↓↓↓

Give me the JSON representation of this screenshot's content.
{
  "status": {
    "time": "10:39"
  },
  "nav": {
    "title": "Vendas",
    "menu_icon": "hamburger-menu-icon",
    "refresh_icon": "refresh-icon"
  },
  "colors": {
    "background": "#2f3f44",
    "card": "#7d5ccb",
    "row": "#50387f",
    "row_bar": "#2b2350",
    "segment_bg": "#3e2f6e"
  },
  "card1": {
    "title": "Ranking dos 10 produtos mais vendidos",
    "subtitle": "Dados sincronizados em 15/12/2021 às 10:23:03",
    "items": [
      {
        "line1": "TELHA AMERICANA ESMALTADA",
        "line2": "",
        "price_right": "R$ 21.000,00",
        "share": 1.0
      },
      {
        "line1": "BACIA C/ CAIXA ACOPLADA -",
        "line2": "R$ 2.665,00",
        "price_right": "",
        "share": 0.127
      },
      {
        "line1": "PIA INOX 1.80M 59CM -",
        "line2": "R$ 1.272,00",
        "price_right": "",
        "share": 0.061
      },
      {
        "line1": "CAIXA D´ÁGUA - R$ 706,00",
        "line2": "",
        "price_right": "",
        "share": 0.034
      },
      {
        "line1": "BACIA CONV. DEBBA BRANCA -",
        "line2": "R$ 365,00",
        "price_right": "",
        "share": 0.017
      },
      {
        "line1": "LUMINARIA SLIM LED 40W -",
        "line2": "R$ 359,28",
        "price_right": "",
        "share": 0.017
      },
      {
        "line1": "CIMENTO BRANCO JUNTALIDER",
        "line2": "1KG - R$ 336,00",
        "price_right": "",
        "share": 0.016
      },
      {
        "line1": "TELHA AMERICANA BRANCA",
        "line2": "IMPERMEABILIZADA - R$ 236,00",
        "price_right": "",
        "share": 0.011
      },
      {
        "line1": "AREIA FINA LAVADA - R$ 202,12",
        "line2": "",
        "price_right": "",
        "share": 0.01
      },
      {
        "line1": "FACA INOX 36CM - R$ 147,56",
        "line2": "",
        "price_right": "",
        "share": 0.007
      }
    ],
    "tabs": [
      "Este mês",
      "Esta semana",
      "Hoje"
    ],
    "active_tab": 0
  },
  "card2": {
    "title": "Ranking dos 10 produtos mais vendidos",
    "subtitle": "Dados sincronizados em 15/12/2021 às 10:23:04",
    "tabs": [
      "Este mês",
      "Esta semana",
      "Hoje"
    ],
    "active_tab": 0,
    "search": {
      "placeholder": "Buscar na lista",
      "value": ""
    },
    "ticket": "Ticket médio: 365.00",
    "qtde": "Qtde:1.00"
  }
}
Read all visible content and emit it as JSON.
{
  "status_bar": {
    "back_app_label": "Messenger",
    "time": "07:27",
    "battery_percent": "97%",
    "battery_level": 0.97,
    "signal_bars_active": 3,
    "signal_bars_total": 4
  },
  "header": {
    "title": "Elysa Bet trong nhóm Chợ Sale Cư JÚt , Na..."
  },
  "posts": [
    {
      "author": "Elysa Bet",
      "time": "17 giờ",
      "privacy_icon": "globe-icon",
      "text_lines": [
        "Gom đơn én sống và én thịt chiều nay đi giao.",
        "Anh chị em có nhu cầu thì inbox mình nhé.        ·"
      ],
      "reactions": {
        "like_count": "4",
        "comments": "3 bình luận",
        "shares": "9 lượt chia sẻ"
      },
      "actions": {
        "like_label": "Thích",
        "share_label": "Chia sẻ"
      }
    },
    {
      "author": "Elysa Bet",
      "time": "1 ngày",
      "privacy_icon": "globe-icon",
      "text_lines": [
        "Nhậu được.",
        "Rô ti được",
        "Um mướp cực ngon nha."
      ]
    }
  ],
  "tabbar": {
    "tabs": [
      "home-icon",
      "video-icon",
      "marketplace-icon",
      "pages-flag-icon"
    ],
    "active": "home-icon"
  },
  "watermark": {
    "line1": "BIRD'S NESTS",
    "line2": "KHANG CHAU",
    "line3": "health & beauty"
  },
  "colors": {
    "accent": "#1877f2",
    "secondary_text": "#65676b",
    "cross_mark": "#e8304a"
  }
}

↑↑↑

__Task requirements__: From the records above, please extract every line and repeat it exactly.

__Expected output__:
Give me the JSON representation of this screenshot's content.
{
  "status": {
    "time": "10:39"
  },
  "nav": {
    "title": "Vendas",
    "menu_icon": "hamburger-menu-icon",
    "refresh_icon": "refresh-icon"
  },
  "colors": {
    "background": "#2f3f44",
    "card": "#7d5ccb",
    "row": "#50387f",
    "row_bar": "#2b2350",
    "segment_bg": "#3e2f6e"
  },
  "card1": {
    "title": "Ranking dos 10 produtos mais vendidos",
    "subtitle": "Dados sincronizados em 15/12/2021 às 10:23:03",
    "items": [
      {
        "line1": "TELHA AMERICANA ESMALTADA",
        "line2": "",
        "price_right": "R$ 21.000,00",
        "share": 1.0
      },
      {
        "line1": "BACIA C/ CAIXA ACOPLADA -",
        "line2": "R$ 2.665,00",
        "price_right": "",
        "share": 0.127
      },
      {
        "line1": "PIA INOX 1.80M 59CM -",
        "line2": "R$ 1.272,00",
        "price_right": "",
        "share": 0.061
      },
      {
        "line1": "CAIXA D´ÁGUA - R$ 706,00",
        "line2": "",
        "price_right": "",
        "share": 0.034
      },
      {
        "line1": "BACIA CONV. DEBBA BRANCA -",
        "line2": "R$ 365,00",
        "price_right": "",
        "share": 0.017
      },
      {
        "line1": "LUMINARIA SLIM LED 40W -",
        "line2": "R$ 359,28",
        "price_right": "",
        "share": 0.017
      },
      {
        "line1": "CIMENTO BRANCO JUNTALIDER",
        "line2": "1KG - R$ 336,00",
        "price_right": "",
        "share": 0.016
      },
      {
        "line1": "TELHA AMERICANA BRANCA",
        "line2": "IMPERMEABILIZADA - R$ 236,00",
        "price_right": "",
        "share": 0.011
      },
      {
        "line1": "AREIA FINA LAVADA - R$ 202,12",
        "line2": "",
        "price_right": "",
        "share": 0.01
      },
      {
        "line1": "FACA INOX 36CM - R$ 147,56",
        "line2": "",
        "price_right": "",
        "share": 0.007
      }
    ],
    "tabs": [
      "Este mês",
      "Esta semana",
      "Hoje"
    ],
    "active_tab": 0
  },
  "card2": {
    "title": "Ranking dos 10 produtos mais vendidos",
    "subtitle": "Dados sincronizados em 15/12/2021 às 10:23:04",
    "tabs": [
      "Este mês",
      "Esta semana",
      "Hoje"
    ],
    "active_tab": 0,
    "search": {
      "placeholder": "Buscar na lista",
      "value": ""
    },
    "ticket": "Ticket médio: 365.00",
    "qtde": "Qtde:1.00"
  }
}
Read all visible content and emit it as JSON.
{
  "status_bar": {
    "back_app_label": "Messenger",
    "time": "07:27",
    "battery_percent": "97%",
    "battery_level": 0.97,
    "signal_bars_active": 3,
    "signal_bars_total": 4
  },
  "header": {
    "title": "Elysa Bet trong nhóm Chợ Sale Cư JÚt , Na..."
  },
  "posts": [
    {
      "author": "Elysa Bet",
      "time": "17 giờ",
      "privacy_icon": "globe-icon",
      "text_lines": [
        "Gom đơn én sống và én thịt chiều nay đi giao.",
        "Anh chị em có nhu cầu thì inbox mình nhé.        ·"
      ],
      "reactions": {
        "like_count": "4",
        "comments": "3 bình luận",
        "shares": "9 lượt chia sẻ"
      },
      "actions": {
        "like_label": "Thích",
        "share_label": "Chia sẻ"
      }
    },
    {
      "author": "Elysa Bet",
      "time": "1 ngày",
      "privacy_icon": "globe-icon",
      "text_lines": [
        "Nhậu được.",
        "Rô ti được",
        "Um mướp cực ngon nha."
      ]
    }
  ],
  "tabbar": {
    "tabs": [
      "home-icon",
      "video-icon",
      "marketplace-icon",
      "pages-flag-icon"
    ],
    "active": "home-icon"
  },
  "watermark": {
    "line1": "BIRD'S NESTS",
    "line2": "KHANG CHAU",
    "line3": "health & beauty"
  },
  "colors": {
    "accent": "#1877f2",
    "secondary_text": "#65676b",
    "cross_mark": "#e8304a"
  }
}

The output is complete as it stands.